CONSIGNE
Recopiez mot pour mot l'extrait du texte sur les enfants et les images du sexuel, en commençant à « 1Une étude de » et en terminant à « alimenter plusieurs questions. ».

1Une étude de l’association Calysto, réalisée en 2009-2010, dans 1 132 collèges de France, a montré que 82 % des 11-13 ans ont vu des images pornographiques, et que 16 % des garçons de 11-13 ans vont en voir très souvent. Les jeunes y apprennent en même temps deux choses problématiques : des gestes et des attitudes coupés de toute dimension affective ; et le fait que la sexualité s’exhibe. Du coup, beaucoup d’adultes pensent que le monde actuel, et notamment la fréquentation assidue d’Internet, pousse à banaliser la sexualité, à empêcher les vraies rencontres. Pourtant, nous allons voir que ces résultats peuvent aussi alimenter plusieurs questions.
2La première est celle-ci : si cette suprématie du voir sur le dire affecte les enfants, n’affecte-t-elle pas d’abord les parents ? Dans un second temps j’évoquerai comment cette confrontation brutale aux images du sexuel modifie chez les enfants l’expression du désir de se montrer, ce que j’ai appelé « le désir d’extimité ». Dans un troisième temps, je parlerai de la façon dont la culture du voir, notamment autour de l’énigme du sexuel, conduit les enfants à construire leur personnalité en privilégiant le clivage plutôt que le refoulement. Enfin, dans un quatrième temps, j’essayerai de montrer comment une nouvelle forme d’énigme du sexuel est réintroduite par de nouvelles pratiques adolescentes.
Une société du voyeurisme généralisé
3Quand on parle de « société du voyeurisme », c’est aussitôt aux médias et à l’envahissement de notre vie quotidienne par des images que l’on pense, et notamment aux images d’actualité et à celles des personnalités politiques surprises dans leur intimité. Mais ce problème a un autre aspect, largement sous-estimé : l’utilisation des images en famille.
4Je vais en donner trois exemples que je dois à un pédiatre, Alain Quesney. La première concerne une femme qui demande un rendez-vous avec son enfant qui a des comportements qui le menacent de plus en plus. Elle explique que son mari a surpris récemment leur fils âgé de 11 ans et demi en train d’escalader un immeuble pour épater sa bande de copains. Elle ajoute que son mari n’est pas intervenu pour dire à leur fils de descendre, mais qu’il l’a pris en photo avec son téléphone portable, puis qu’il est rentré à la maison pour montrer les photographies à sa femme. Celle-ci propose à son tour au médecin de regarder les images. Tout se passe comme si l’événement existait par les images qui en ont été prises bien plus que par le risque que l’enfant a couru. Le père s’est comporté comme un journaliste sur un champ de bataille : plus soucieux de faire des images que de secourir la victime… en l’occurrence son propre fils.

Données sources

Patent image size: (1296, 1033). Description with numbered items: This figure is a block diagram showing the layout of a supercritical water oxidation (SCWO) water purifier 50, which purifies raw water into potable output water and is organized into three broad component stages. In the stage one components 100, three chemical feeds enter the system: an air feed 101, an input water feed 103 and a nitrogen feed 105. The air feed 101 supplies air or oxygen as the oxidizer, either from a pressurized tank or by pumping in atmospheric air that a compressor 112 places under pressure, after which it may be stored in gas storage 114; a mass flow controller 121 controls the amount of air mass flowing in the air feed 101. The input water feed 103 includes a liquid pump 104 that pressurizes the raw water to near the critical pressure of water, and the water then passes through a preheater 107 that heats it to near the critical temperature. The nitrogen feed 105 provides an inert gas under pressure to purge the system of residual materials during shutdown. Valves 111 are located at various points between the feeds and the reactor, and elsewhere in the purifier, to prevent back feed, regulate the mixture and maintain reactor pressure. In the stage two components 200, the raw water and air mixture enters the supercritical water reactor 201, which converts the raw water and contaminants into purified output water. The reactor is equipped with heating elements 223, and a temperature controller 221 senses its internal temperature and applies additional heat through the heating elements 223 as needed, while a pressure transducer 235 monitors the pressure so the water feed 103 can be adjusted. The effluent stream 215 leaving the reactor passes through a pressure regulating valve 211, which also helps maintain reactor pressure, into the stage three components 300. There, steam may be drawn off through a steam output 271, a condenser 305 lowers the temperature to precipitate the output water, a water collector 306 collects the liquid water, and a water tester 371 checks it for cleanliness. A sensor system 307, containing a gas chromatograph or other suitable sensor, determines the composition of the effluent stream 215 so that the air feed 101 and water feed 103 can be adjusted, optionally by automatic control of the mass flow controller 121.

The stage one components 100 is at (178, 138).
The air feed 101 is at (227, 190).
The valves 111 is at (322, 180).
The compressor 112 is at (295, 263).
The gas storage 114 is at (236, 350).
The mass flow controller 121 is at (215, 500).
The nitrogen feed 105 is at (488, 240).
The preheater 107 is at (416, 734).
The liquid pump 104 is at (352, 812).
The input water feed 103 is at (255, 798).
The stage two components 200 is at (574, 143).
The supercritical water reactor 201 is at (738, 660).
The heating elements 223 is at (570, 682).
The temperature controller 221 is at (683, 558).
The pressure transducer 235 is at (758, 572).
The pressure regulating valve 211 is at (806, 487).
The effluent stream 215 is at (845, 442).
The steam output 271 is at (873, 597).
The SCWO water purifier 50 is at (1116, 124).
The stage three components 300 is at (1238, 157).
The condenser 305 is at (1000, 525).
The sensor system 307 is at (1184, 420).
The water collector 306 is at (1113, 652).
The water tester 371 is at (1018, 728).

RÉPONSE
1Une étude de l’association Calysto, réalisée en 2009-2010, dans 1 132 collèges de France, a montré que 82 % des 11-13 ans ont vu des images pornographiques, et que 16 % des garçons de 11-13 ans vont en voir très souvent. Les jeunes y apprennent en même temps deux choses problématiques : des gestes et des attitudes coupés de toute dimension affective ; et le fait que la sexualité s’exhibe. Du coup, beaucoup d’adultes pensent que le monde actuel, et notamment la fréquentation assidue d’Internet, pousse à banaliser la sexualité, à empêcher les vraies rencontres. Pourtant, nous allons voir que ces résultats peuvent aussi alimenter plusieurs questions.